>>
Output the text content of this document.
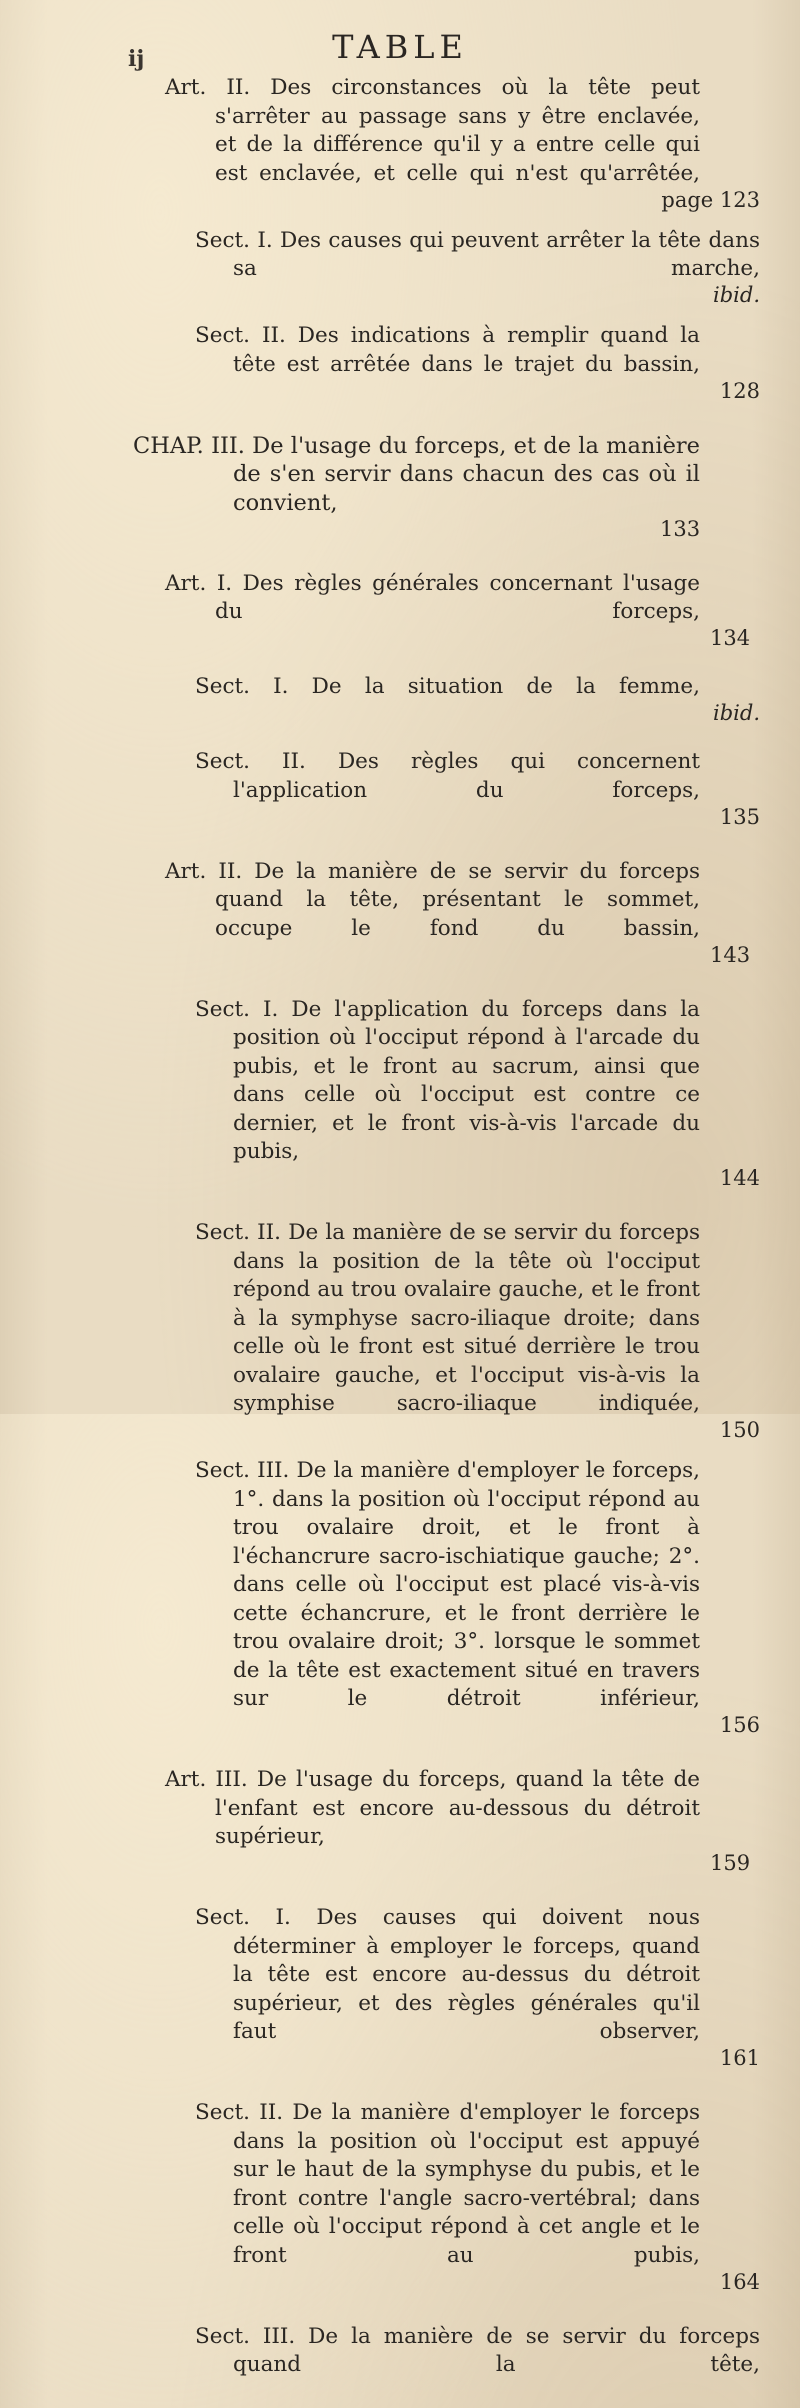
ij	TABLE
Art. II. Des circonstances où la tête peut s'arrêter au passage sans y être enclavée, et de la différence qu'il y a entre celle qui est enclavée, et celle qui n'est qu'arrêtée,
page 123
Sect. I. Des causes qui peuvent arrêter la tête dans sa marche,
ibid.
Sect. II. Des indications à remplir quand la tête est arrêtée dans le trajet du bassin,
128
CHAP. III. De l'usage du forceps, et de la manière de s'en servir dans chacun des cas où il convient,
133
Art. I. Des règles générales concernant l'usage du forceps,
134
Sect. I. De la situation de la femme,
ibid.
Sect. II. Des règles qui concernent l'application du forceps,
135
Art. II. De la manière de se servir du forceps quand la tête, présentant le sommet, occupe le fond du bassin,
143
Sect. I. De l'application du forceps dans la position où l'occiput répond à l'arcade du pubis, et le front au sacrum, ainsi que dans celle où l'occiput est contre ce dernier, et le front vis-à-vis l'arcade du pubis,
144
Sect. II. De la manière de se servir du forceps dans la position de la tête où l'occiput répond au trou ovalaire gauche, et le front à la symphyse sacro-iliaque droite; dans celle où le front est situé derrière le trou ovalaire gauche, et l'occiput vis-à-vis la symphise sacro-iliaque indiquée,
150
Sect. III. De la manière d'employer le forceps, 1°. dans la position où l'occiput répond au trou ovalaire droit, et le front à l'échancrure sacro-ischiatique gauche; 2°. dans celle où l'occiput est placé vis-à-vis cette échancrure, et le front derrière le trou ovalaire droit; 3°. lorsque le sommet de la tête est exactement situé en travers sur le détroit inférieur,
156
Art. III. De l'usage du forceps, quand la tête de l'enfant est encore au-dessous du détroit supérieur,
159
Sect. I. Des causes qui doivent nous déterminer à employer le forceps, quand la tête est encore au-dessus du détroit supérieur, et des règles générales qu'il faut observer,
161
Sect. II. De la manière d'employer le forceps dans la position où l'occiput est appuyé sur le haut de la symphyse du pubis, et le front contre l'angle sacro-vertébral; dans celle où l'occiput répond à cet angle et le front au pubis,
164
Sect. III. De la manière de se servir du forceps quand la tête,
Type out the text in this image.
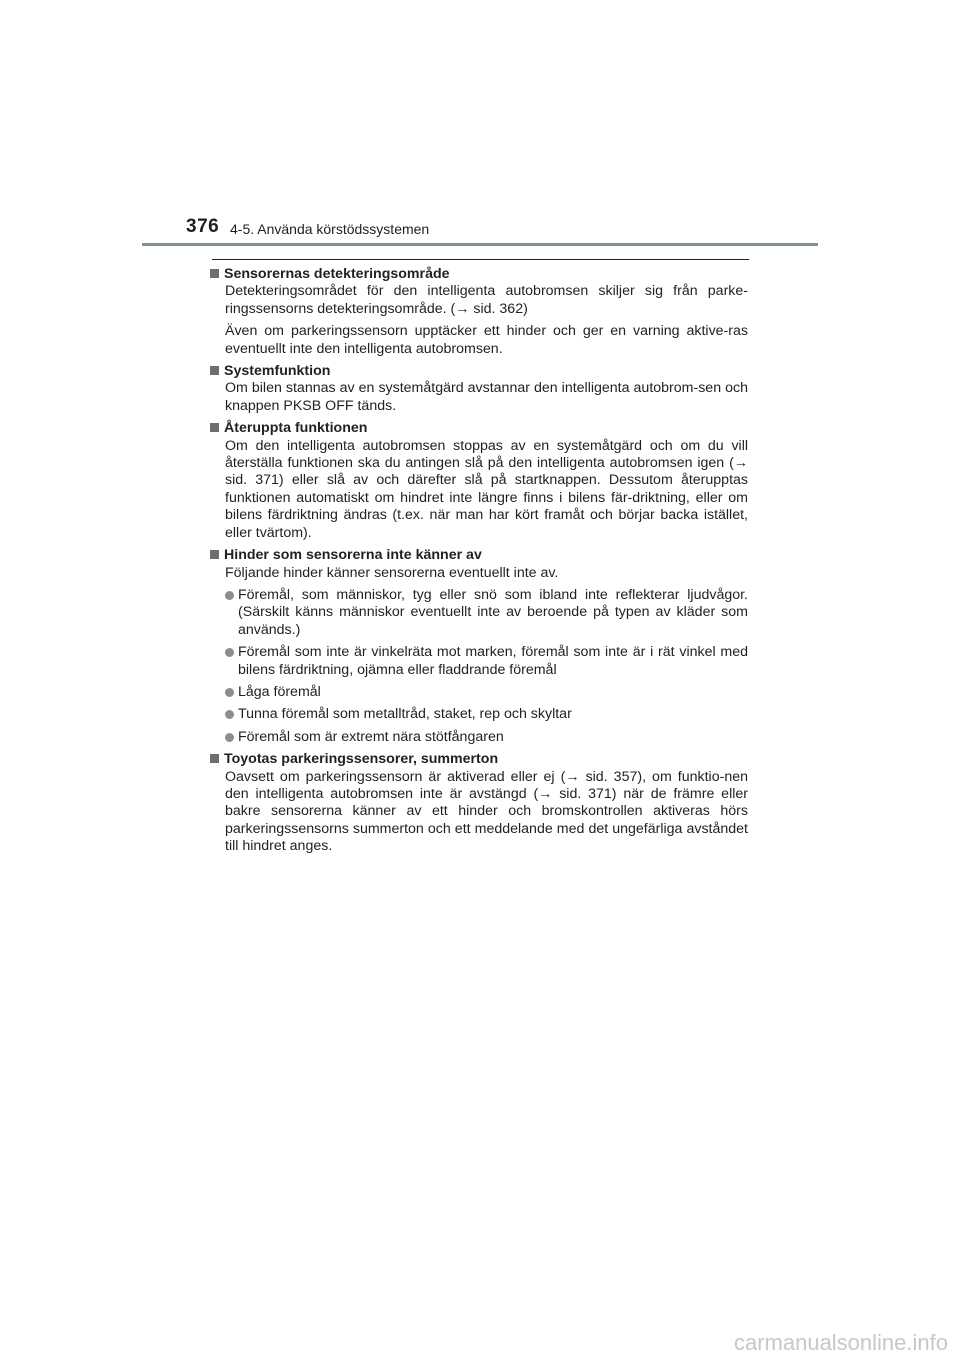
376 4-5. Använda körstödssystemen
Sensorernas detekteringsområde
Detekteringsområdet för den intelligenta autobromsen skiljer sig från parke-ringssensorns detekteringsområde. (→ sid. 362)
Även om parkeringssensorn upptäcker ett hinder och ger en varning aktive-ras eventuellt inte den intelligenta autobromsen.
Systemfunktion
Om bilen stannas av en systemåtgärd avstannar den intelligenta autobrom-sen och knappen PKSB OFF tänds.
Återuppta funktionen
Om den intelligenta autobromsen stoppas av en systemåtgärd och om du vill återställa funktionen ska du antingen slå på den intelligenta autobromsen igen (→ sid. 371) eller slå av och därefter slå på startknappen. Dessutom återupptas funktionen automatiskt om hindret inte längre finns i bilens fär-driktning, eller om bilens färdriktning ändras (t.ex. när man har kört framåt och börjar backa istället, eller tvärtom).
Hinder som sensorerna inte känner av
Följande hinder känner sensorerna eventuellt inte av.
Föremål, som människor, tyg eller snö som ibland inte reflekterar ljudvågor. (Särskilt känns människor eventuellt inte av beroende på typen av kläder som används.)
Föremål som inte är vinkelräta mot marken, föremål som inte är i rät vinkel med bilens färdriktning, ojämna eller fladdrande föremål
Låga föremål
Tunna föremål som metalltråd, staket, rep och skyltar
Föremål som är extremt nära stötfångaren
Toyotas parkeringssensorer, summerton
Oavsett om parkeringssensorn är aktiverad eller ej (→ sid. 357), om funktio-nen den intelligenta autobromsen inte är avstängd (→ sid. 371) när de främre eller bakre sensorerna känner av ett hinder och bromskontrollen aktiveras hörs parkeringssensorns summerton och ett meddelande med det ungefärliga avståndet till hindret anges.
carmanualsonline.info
<<
>>
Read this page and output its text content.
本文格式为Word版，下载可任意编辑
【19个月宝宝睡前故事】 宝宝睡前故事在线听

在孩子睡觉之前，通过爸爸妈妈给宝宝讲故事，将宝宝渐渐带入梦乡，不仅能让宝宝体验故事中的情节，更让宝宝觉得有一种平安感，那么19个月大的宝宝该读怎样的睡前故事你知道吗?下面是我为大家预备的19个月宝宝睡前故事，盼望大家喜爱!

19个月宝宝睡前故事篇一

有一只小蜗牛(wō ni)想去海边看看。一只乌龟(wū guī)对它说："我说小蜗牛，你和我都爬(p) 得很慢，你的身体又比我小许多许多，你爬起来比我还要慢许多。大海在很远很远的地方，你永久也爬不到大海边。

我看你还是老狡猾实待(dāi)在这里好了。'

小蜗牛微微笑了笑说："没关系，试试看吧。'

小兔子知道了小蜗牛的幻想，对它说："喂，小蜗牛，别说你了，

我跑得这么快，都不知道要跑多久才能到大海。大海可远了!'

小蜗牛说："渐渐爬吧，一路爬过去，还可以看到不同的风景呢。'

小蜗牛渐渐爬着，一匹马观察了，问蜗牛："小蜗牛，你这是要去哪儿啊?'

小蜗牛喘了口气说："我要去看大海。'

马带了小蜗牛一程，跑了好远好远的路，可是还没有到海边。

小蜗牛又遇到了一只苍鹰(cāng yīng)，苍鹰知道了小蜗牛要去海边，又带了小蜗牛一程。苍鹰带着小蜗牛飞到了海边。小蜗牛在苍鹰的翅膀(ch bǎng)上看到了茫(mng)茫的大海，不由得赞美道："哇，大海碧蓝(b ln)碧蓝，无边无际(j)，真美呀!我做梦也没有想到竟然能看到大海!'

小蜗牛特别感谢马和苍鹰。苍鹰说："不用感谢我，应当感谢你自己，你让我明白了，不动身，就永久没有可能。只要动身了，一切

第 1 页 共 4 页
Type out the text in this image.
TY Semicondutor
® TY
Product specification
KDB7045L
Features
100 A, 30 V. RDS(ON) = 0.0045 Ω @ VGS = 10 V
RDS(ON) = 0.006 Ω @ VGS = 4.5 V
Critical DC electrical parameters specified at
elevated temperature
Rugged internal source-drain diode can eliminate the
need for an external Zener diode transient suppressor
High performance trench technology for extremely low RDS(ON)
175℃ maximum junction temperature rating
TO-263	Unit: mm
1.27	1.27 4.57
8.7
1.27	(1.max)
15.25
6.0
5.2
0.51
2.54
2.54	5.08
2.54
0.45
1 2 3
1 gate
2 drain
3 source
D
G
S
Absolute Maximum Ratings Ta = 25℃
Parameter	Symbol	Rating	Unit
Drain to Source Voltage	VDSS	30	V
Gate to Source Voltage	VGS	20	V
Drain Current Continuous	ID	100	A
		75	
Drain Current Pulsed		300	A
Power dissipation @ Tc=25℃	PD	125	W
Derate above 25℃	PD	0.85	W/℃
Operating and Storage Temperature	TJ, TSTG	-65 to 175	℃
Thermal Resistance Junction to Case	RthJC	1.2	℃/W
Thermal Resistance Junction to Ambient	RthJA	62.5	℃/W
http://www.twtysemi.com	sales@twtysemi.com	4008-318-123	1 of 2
<<
>>
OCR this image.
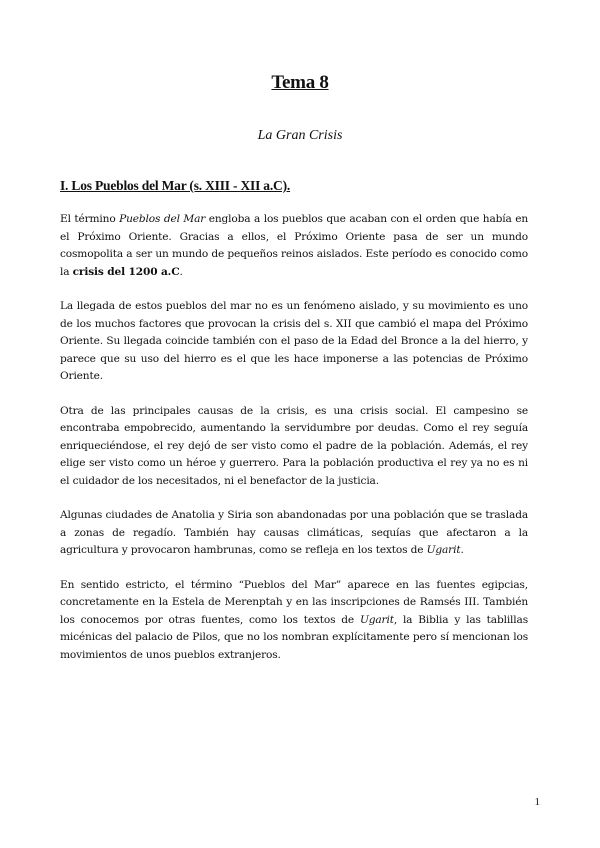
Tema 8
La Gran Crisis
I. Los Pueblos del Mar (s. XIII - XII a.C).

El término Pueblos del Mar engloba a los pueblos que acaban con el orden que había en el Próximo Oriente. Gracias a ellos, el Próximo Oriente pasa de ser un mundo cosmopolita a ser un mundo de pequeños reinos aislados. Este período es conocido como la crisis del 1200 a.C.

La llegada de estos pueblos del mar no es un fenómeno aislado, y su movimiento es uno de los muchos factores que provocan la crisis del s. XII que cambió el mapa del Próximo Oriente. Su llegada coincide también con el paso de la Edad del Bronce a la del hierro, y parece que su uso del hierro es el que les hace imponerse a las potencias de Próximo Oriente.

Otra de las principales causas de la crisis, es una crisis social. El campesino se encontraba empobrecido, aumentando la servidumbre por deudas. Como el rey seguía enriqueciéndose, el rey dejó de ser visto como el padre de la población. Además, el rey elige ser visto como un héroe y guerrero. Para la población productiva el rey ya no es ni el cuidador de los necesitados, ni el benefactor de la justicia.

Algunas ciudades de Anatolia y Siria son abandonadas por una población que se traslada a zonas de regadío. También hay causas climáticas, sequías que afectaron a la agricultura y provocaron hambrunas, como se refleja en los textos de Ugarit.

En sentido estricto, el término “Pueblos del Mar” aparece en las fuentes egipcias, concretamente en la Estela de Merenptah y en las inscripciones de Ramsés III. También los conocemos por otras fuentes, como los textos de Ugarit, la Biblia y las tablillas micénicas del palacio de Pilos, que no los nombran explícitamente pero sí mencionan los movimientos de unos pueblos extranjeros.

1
<<
**YOUR TASK:**
Note each line of the entries that has "ovalaire" in it, and copy those lines.

**FULL SOLUTION:**
Sect. II. De la manière de se servir du forceps dans la position de la tête où l'occiput répond au trou ovalaire gauche, et le front à la symphyse sacro-iliaque droite; dans celle où le front est situé derrière le trou ovalaire gauche, et l'occiput vis-à-vis la symphise sacro-iliaque indiquée,
Sect. III. De la manière d'employer le forceps, 1°. dans la position où l'occiput répond au trou ovalaire droit, et le front à l'échancrure sacro-ischiatique gauche; 2°. dans celle où l'occiput est placé vis-à-vis cette échancrure, et le front derrière le trou ovalaire droit; 3°. lorsque le sommet de la tête est exactement situé en travers sur le détroit inférieur,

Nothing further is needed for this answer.